**Extracted records:**
'''
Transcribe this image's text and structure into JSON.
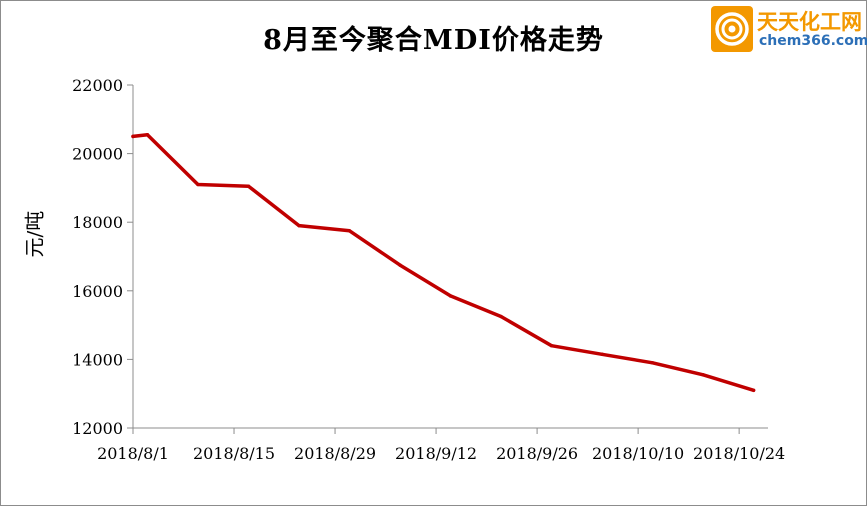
{
  "chart_data": {
    "type": "line",
    "title": "8月至今聚合MDI价格走势",
    "ylabel": "元/吨",
    "xlabel": "",
    "x_tick_labels": [
      "2018/8/1",
      "2018/8/15",
      "2018/8/29",
      "2018/9/12",
      "2018/9/26",
      "2018/10/10",
      "2018/10/24"
    ],
    "x_range": [
      "2018/8/1",
      "2018/10/28"
    ],
    "ylim": [
      12000,
      22000
    ],
    "y_ticks": [
      12000,
      14000,
      16000,
      18000,
      20000,
      22000
    ],
    "grid": false,
    "legend": "none",
    "series": [
      {
        "color": "#c00000",
        "points": [
          {
            "x": "2018/8/1",
            "y": 20500
          },
          {
            "x": "2018/8/3",
            "y": 20550
          },
          {
            "x": "2018/8/10",
            "y": 19100
          },
          {
            "x": "2018/8/17",
            "y": 19050
          },
          {
            "x": "2018/8/24",
            "y": 17900
          },
          {
            "x": "2018/8/31",
            "y": 17750
          },
          {
            "x": "2018/9/7",
            "y": 16750
          },
          {
            "x": "2018/9/14",
            "y": 15850
          },
          {
            "x": "2018/9/21",
            "y": 15250
          },
          {
            "x": "2018/9/28",
            "y": 14400
          },
          {
            "x": "2018/10/5",
            "y": 14150
          },
          {
            "x": "2018/10/12",
            "y": 13900
          },
          {
            "x": "2018/10/19",
            "y": 13550
          },
          {
            "x": "2018/10/26",
            "y": 13100
          }
        ]
      }
    ]
  },
  "logo": {
    "name_cn": "天天化工网",
    "name_en": "chem366.com",
    "colors": {
      "primary": "#f39800",
      "secondary": "#2c6fb7"
    }
  }
}
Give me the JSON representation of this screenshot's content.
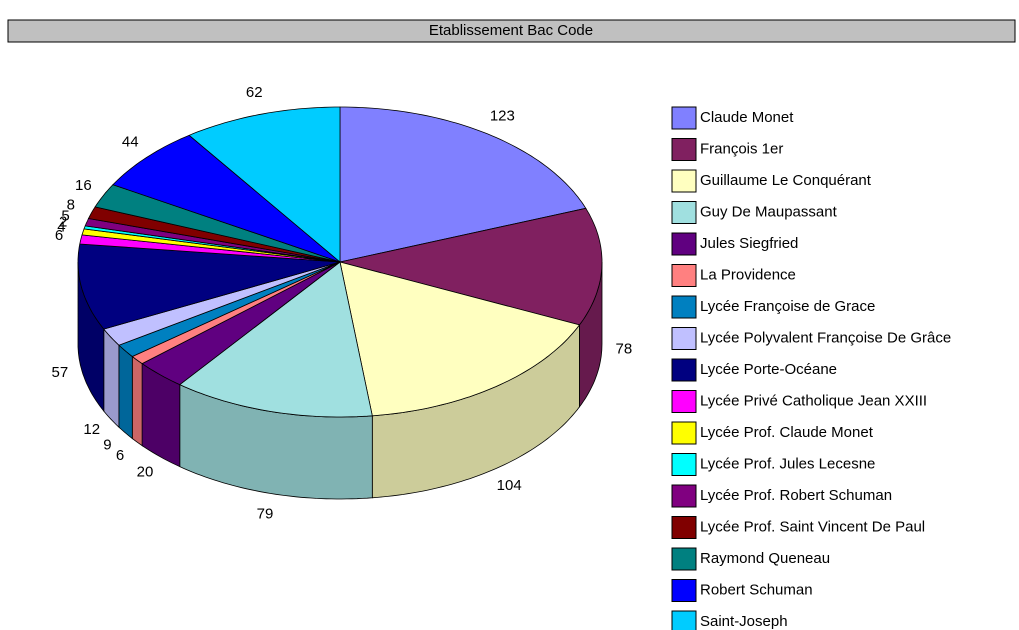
{
  "chart_data": {
    "type": "pie",
    "title": "Etablissement Bac Code",
    "categories": [
      "Claude Monet",
      "François 1er",
      "Guillaume Le Conquérant",
      "Guy De Maupassant",
      "Jules Siegfried",
      "La Providence",
      "Lycée Françoise de Grace",
      "Lycée Polyvalent Françoise De Grâce",
      "Lycée Porte-Océane",
      "Lycée Privé Catholique Jean XXIII",
      "Lycée Prof. Claude Monet",
      "Lycée Prof. Jules Lecesne",
      "Lycée Prof. Robert Schuman",
      "Lycée Prof. Saint Vincent De Paul",
      "Raymond Queneau",
      "Robert Schuman",
      "Saint-Joseph"
    ],
    "values": [
      123,
      78,
      104,
      79,
      20,
      6,
      9,
      12,
      57,
      6,
      4,
      2,
      5,
      8,
      16,
      44,
      62
    ],
    "colors": [
      "#8080ff",
      "#802060",
      "#ffffc0",
      "#a0e0e0",
      "#600080",
      "#ff8080",
      "#0080c0",
      "#c0c0ff",
      "#000080",
      "#ff00ff",
      "#ffff00",
      "#00ffff",
      "#800080",
      "#800000",
      "#008080",
      "#0000ff",
      "#00ccff"
    ],
    "legend": "right"
  }
}
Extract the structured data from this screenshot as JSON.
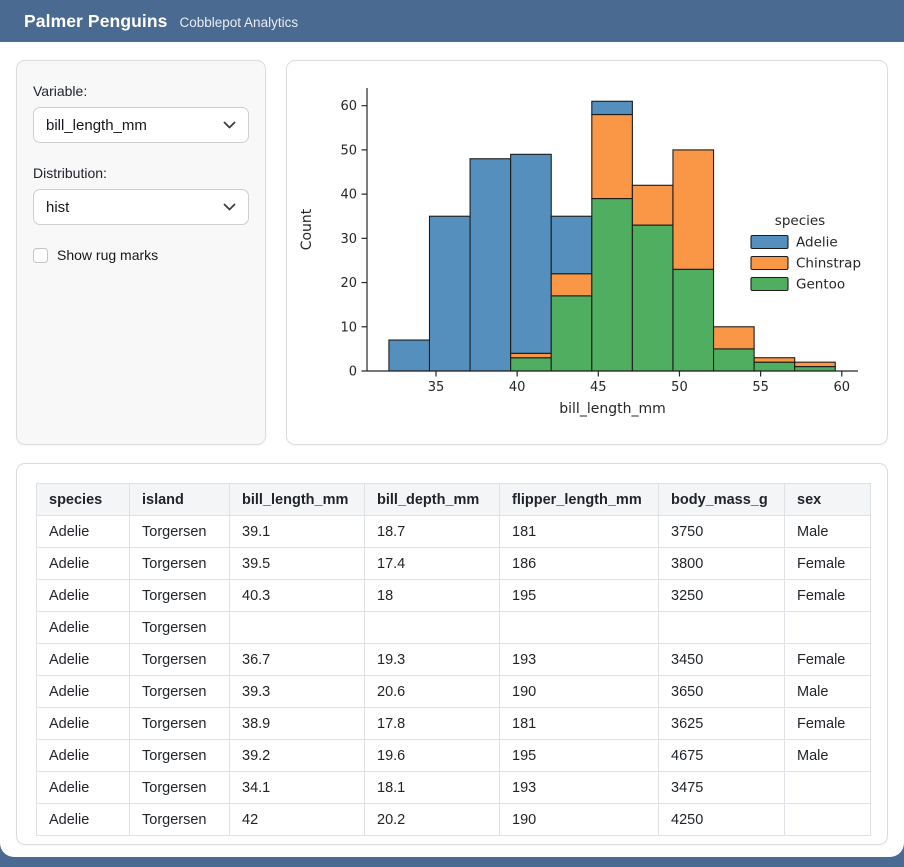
{
  "header": {
    "title": "Palmer Penguins",
    "subtitle": "Cobblepot Analytics"
  },
  "theme": {
    "brand_color": "#4a6a92",
    "sidebar_bg": "#f8f8f8",
    "card_border": "#dcdcdc",
    "table_border": "#dee2e6",
    "table_header_bg": "#f4f5f7"
  },
  "sidebar": {
    "variable_label": "Variable:",
    "variable_value": "bill_length_mm",
    "distribution_label": "Distribution:",
    "distribution_value": "hist",
    "rug_label": "Show rug marks",
    "rug_checked": false,
    "chevron_icon": "chevron-down"
  },
  "chart_data": {
    "type": "bar",
    "subtype": "stacked-histogram",
    "title": "",
    "xlabel": "bill_length_mm",
    "ylabel": "Count",
    "legend_title": "species",
    "legend_position": "right",
    "grid": false,
    "bin_edges": [
      32.1,
      34.6,
      37.1,
      39.6,
      42.1,
      44.6,
      47.1,
      49.6,
      52.1,
      54.6,
      57.1,
      59.6
    ],
    "series": [
      {
        "name": "Adelie",
        "color": "#548fbe",
        "values": [
          7,
          35,
          48,
          45,
          13,
          3,
          0,
          0,
          0,
          0,
          0
        ]
      },
      {
        "name": "Chinstrap",
        "color": "#fa9747",
        "values": [
          0,
          0,
          0,
          1,
          5,
          19,
          9,
          27,
          5,
          1,
          1
        ]
      },
      {
        "name": "Gentoo",
        "color": "#4fae5f",
        "values": [
          0,
          0,
          0,
          3,
          17,
          39,
          33,
          23,
          5,
          2,
          1
        ]
      }
    ],
    "stack_bottom_to_top": [
      "Gentoo",
      "Chinstrap",
      "Adelie"
    ],
    "bin_totals": [
      7,
      35,
      48,
      49,
      35,
      61,
      42,
      50,
      10,
      3,
      2
    ],
    "x_ticks": [
      35,
      40,
      45,
      50,
      55,
      60
    ],
    "y_ticks": [
      0,
      10,
      20,
      30,
      40,
      50,
      60
    ],
    "xlim": [
      30.75,
      61.0
    ],
    "ylim": [
      0,
      64
    ],
    "bar_edge_color": "#1c1c1c",
    "axis_color": "#262626"
  },
  "table": {
    "columns": [
      "species",
      "island",
      "bill_length_mm",
      "bill_depth_mm",
      "flipper_length_mm",
      "body_mass_g",
      "sex"
    ],
    "rows": [
      [
        "Adelie",
        "Torgersen",
        "39.1",
        "18.7",
        "181",
        "3750",
        "Male"
      ],
      [
        "Adelie",
        "Torgersen",
        "39.5",
        "17.4",
        "186",
        "3800",
        "Female"
      ],
      [
        "Adelie",
        "Torgersen",
        "40.3",
        "18",
        "195",
        "3250",
        "Female"
      ],
      [
        "Adelie",
        "Torgersen",
        "",
        "",
        "",
        "",
        ""
      ],
      [
        "Adelie",
        "Torgersen",
        "36.7",
        "19.3",
        "193",
        "3450",
        "Female"
      ],
      [
        "Adelie",
        "Torgersen",
        "39.3",
        "20.6",
        "190",
        "3650",
        "Male"
      ],
      [
        "Adelie",
        "Torgersen",
        "38.9",
        "17.8",
        "181",
        "3625",
        "Female"
      ],
      [
        "Adelie",
        "Torgersen",
        "39.2",
        "19.6",
        "195",
        "4675",
        "Male"
      ],
      [
        "Adelie",
        "Torgersen",
        "34.1",
        "18.1",
        "193",
        "3475",
        ""
      ],
      [
        "Adelie",
        "Torgersen",
        "42",
        "20.2",
        "190",
        "4250",
        ""
      ]
    ]
  }
}
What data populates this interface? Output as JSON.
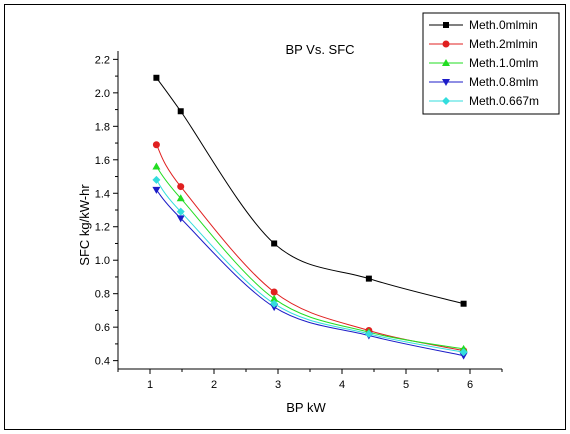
{
  "chart_data": {
    "type": "line",
    "title": "BP Vs. SFC",
    "xlabel": "BP kW",
    "ylabel": "SFC kg/kW-hr",
    "xlim": [
      0.5,
      6.5
    ],
    "ylim": [
      0.35,
      2.25
    ],
    "xticks": [
      "1",
      "2",
      "3",
      "4",
      "5",
      "6"
    ],
    "yticks": [
      "0.4",
      "0.6",
      "0.8",
      "1.0",
      "1.2",
      "1.4",
      "1.6",
      "1.8",
      "2.0",
      "2.2"
    ],
    "grid": false,
    "legend_position": "top-right",
    "series": [
      {
        "name": "Meth.0mlmin",
        "color": "#000000",
        "marker": "square",
        "x": [
          1.1,
          1.48,
          2.94,
          4.42,
          5.9
        ],
        "y": [
          2.09,
          1.89,
          1.1,
          0.89,
          0.74
        ]
      },
      {
        "name": "Meth.2mlmin",
        "color": "#e02020",
        "marker": "circle",
        "x": [
          1.1,
          1.48,
          2.94,
          4.42,
          5.9
        ],
        "y": [
          1.69,
          1.44,
          0.81,
          0.58,
          0.46
        ]
      },
      {
        "name": "Meth.1.0mlm",
        "color": "#22dd22",
        "marker": "triangle-up",
        "x": [
          1.1,
          1.48,
          2.94,
          4.42,
          5.9
        ],
        "y": [
          1.56,
          1.37,
          0.77,
          0.57,
          0.47
        ]
      },
      {
        "name": "Meth.0.8mlm",
        "color": "#1c1cc8",
        "marker": "triangle-down",
        "x": [
          1.1,
          1.48,
          2.94,
          4.42,
          5.9
        ],
        "y": [
          1.42,
          1.25,
          0.72,
          0.55,
          0.43
        ]
      },
      {
        "name": "Meth.0.667m",
        "color": "#33dddd",
        "marker": "diamond",
        "x": [
          1.1,
          1.48,
          2.94,
          4.42,
          5.9
        ],
        "y": [
          1.48,
          1.29,
          0.74,
          0.56,
          0.45
        ]
      }
    ]
  }
}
'''
**To do:** Report the number of lines of the listing above that hold the string "ylabel", with no other text.

**Task solution:** 3